Required task → Check each line of the records below for the word "this" and copy those where it appears.
[begin Data provided]
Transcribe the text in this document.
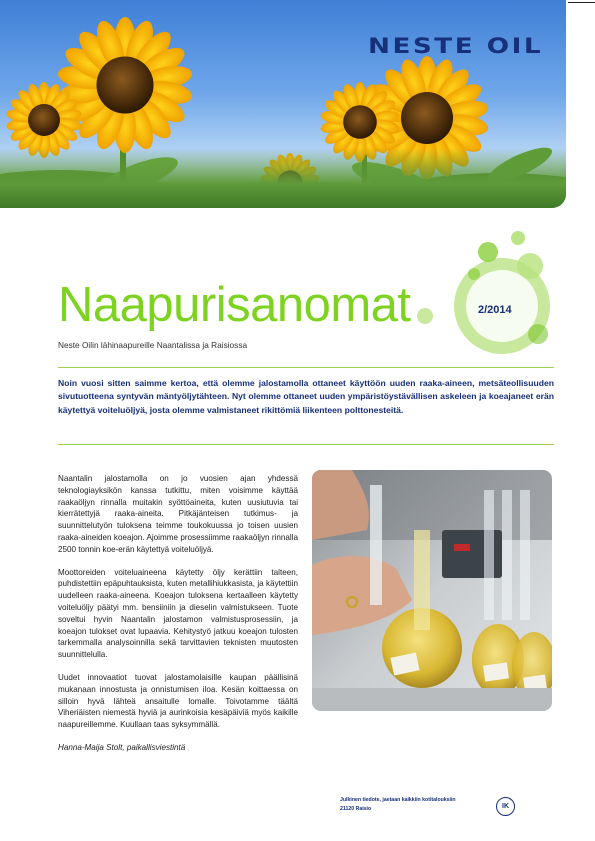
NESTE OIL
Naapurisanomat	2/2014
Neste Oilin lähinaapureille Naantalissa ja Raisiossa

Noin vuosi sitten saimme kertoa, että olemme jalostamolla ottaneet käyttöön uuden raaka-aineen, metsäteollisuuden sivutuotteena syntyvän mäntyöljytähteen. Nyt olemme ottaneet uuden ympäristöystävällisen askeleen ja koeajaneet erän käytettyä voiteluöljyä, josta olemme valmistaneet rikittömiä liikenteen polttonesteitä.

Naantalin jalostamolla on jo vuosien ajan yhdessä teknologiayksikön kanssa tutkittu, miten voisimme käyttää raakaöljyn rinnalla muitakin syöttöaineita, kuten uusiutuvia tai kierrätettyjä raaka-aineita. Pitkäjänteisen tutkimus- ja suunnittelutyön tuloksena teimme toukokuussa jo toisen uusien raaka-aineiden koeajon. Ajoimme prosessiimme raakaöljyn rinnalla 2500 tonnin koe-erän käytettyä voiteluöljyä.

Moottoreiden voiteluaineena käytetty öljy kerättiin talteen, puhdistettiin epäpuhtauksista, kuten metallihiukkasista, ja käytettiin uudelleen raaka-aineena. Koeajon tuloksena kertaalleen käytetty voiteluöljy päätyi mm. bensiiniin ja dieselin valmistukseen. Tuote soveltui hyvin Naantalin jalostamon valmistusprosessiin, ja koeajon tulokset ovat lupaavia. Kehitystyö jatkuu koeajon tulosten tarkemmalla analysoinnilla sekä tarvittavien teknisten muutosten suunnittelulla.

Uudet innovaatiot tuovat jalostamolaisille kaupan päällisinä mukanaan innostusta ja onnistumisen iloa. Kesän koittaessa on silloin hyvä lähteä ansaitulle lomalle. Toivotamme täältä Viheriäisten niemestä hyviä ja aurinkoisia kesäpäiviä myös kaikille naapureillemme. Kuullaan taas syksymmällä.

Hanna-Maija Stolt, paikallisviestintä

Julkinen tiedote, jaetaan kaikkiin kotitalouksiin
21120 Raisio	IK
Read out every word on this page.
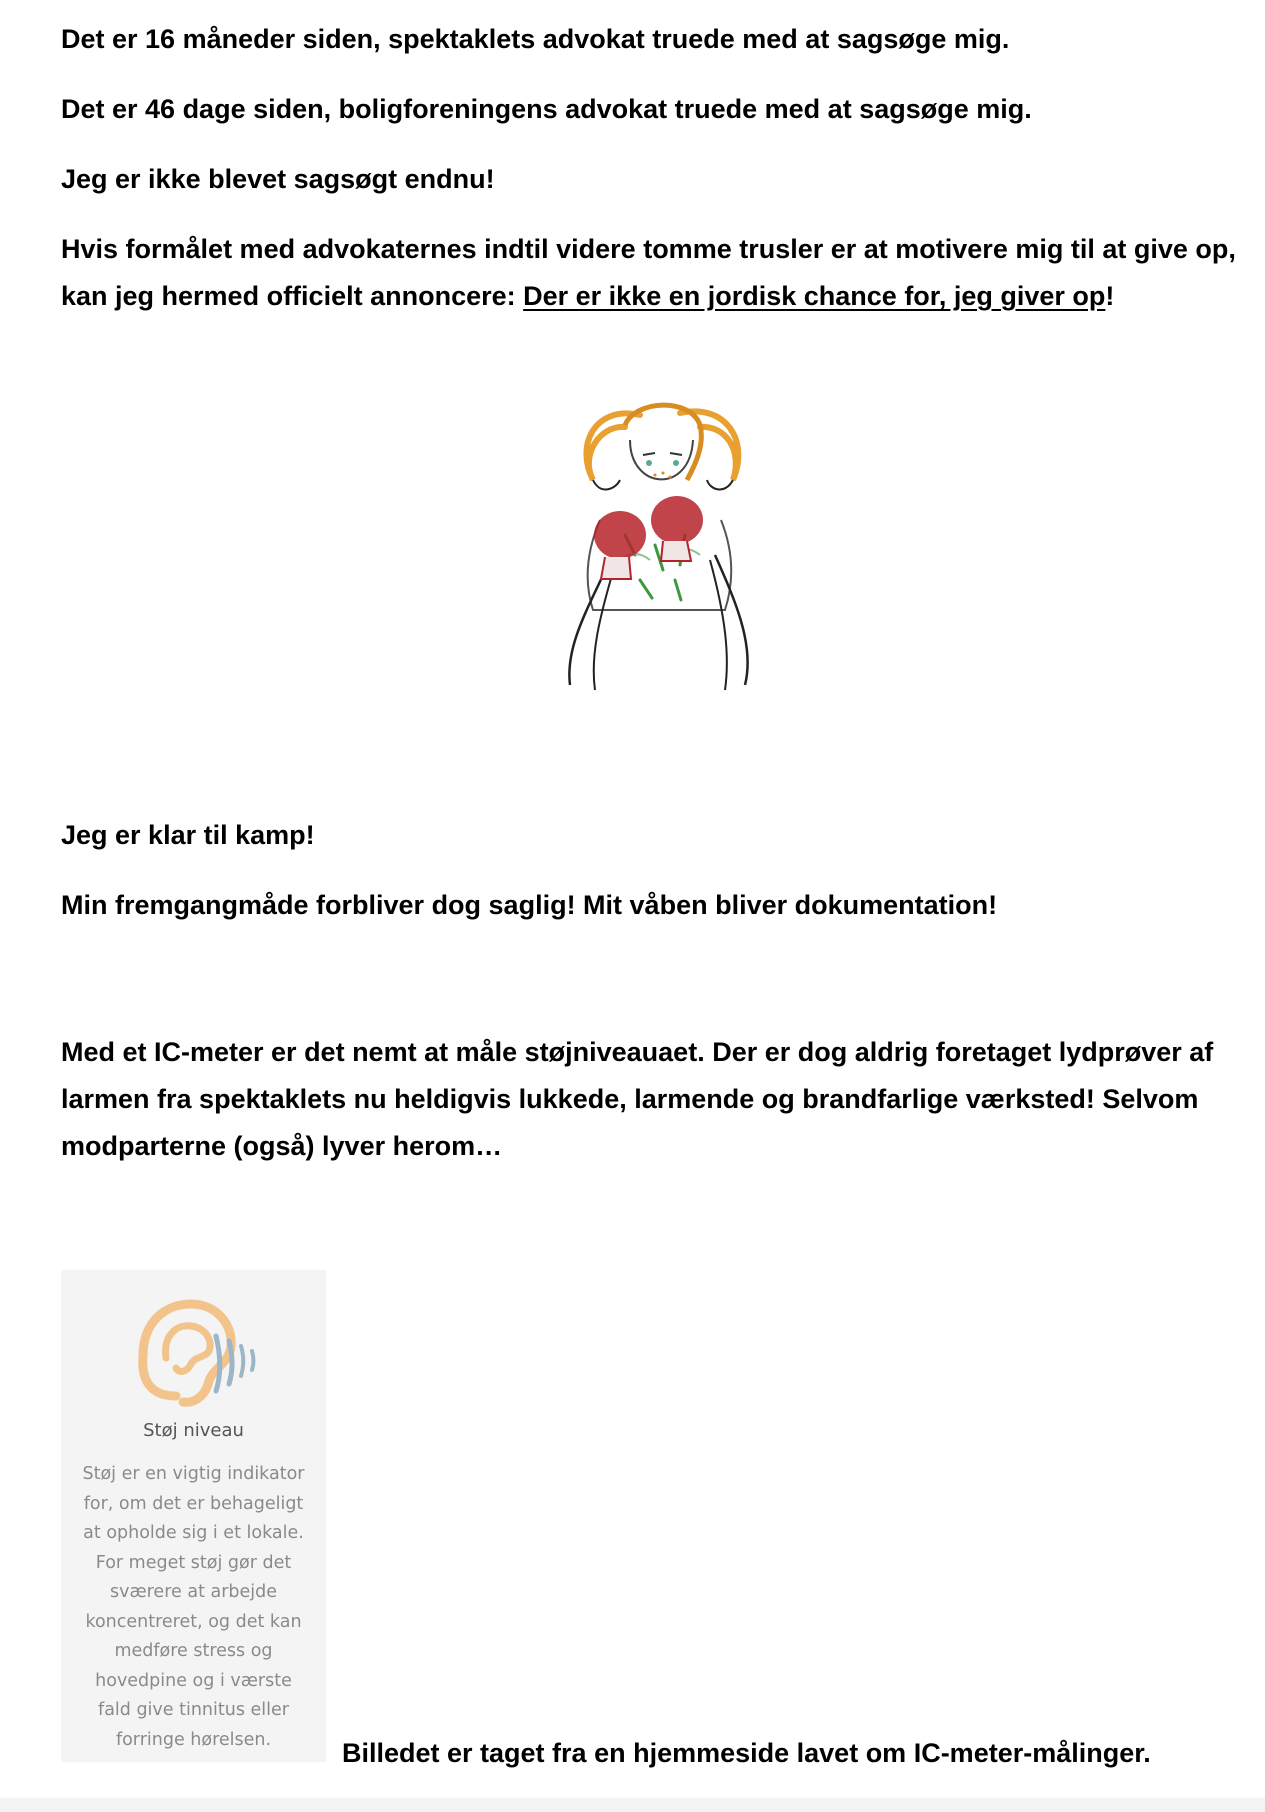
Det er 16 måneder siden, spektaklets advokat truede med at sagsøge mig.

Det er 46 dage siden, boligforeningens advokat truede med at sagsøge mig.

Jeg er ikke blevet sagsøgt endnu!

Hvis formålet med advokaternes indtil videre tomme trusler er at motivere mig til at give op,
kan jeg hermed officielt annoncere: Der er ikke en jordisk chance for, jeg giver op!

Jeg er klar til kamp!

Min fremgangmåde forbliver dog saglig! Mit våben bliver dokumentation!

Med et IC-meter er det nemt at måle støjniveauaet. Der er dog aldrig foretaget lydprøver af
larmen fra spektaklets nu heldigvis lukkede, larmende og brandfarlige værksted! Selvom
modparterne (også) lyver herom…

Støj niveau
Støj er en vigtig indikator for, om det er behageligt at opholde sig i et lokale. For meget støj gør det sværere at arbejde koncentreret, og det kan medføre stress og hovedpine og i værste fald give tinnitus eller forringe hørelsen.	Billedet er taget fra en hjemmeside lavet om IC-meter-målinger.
[end Data provided]
[begin Data provided]
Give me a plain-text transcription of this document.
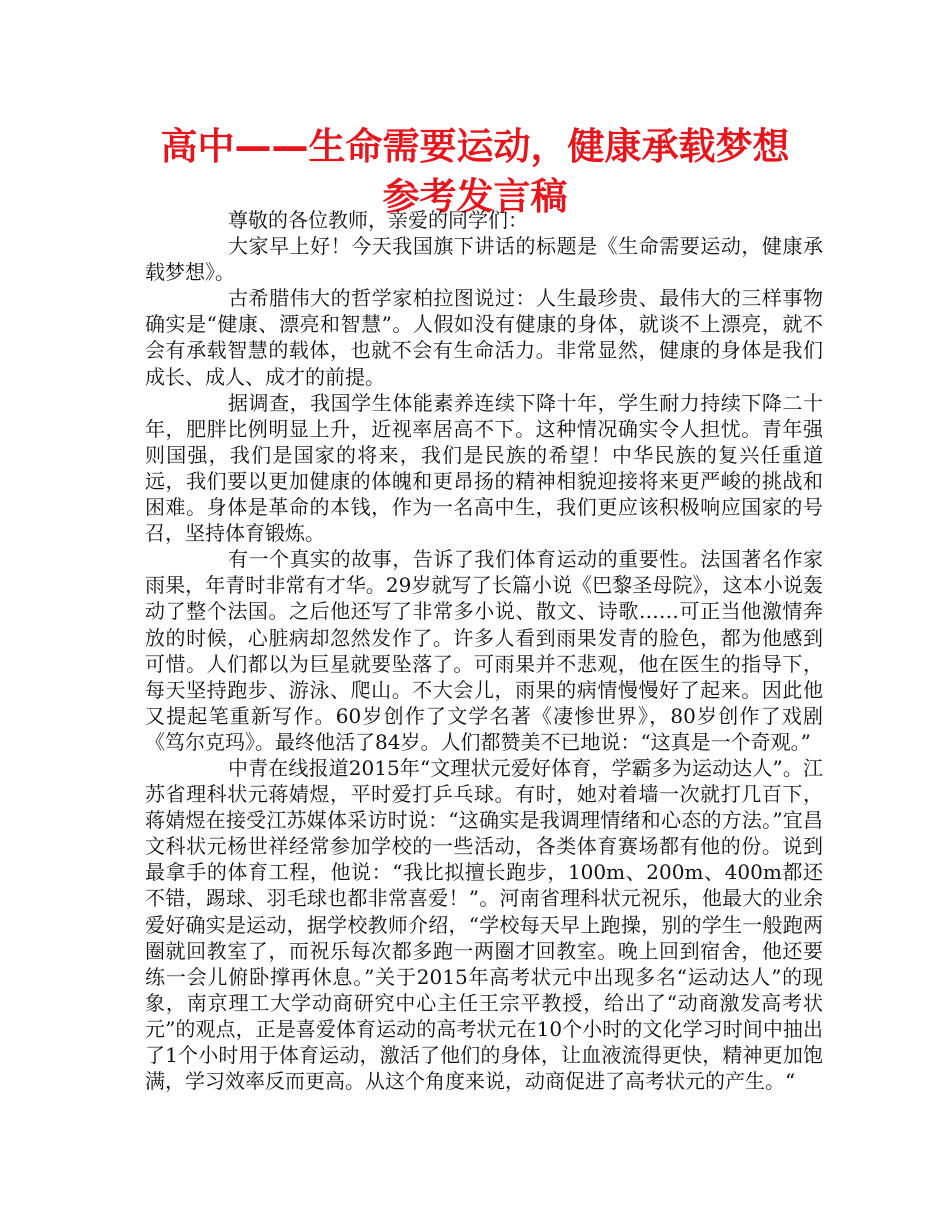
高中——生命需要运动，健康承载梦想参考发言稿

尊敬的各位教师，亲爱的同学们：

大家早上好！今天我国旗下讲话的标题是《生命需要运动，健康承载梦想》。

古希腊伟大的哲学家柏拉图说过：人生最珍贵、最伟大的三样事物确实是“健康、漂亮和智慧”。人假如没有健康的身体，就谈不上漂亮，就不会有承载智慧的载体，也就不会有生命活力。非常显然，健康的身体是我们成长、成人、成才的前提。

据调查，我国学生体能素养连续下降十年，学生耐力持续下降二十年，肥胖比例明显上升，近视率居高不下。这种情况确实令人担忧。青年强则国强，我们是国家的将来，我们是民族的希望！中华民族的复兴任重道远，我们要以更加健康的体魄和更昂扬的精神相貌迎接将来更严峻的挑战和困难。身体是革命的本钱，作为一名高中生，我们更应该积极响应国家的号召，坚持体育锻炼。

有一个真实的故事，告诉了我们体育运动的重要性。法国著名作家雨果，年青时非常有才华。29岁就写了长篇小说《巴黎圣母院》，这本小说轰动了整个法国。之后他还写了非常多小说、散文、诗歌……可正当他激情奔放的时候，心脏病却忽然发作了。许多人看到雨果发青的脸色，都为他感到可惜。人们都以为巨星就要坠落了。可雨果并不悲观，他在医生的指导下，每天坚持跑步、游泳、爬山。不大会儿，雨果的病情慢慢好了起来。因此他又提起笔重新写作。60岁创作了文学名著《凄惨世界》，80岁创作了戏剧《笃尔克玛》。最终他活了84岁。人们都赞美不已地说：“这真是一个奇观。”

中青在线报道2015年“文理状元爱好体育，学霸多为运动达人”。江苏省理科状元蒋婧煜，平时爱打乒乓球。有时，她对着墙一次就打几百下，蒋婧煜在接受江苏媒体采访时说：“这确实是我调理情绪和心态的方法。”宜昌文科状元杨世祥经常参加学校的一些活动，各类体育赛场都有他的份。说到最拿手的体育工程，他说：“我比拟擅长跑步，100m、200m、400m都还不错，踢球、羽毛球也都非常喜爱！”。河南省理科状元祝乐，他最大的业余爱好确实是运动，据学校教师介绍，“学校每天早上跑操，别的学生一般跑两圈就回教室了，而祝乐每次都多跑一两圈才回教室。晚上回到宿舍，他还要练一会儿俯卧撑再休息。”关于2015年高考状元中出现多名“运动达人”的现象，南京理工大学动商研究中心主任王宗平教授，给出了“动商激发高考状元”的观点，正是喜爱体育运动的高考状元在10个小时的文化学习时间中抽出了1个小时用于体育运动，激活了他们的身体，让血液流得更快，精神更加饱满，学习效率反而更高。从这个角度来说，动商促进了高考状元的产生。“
[end Data provided]
Full solution →
Transcribe the text in this document.
Read out every word on this page.
Give me a plain-text transcription of this document.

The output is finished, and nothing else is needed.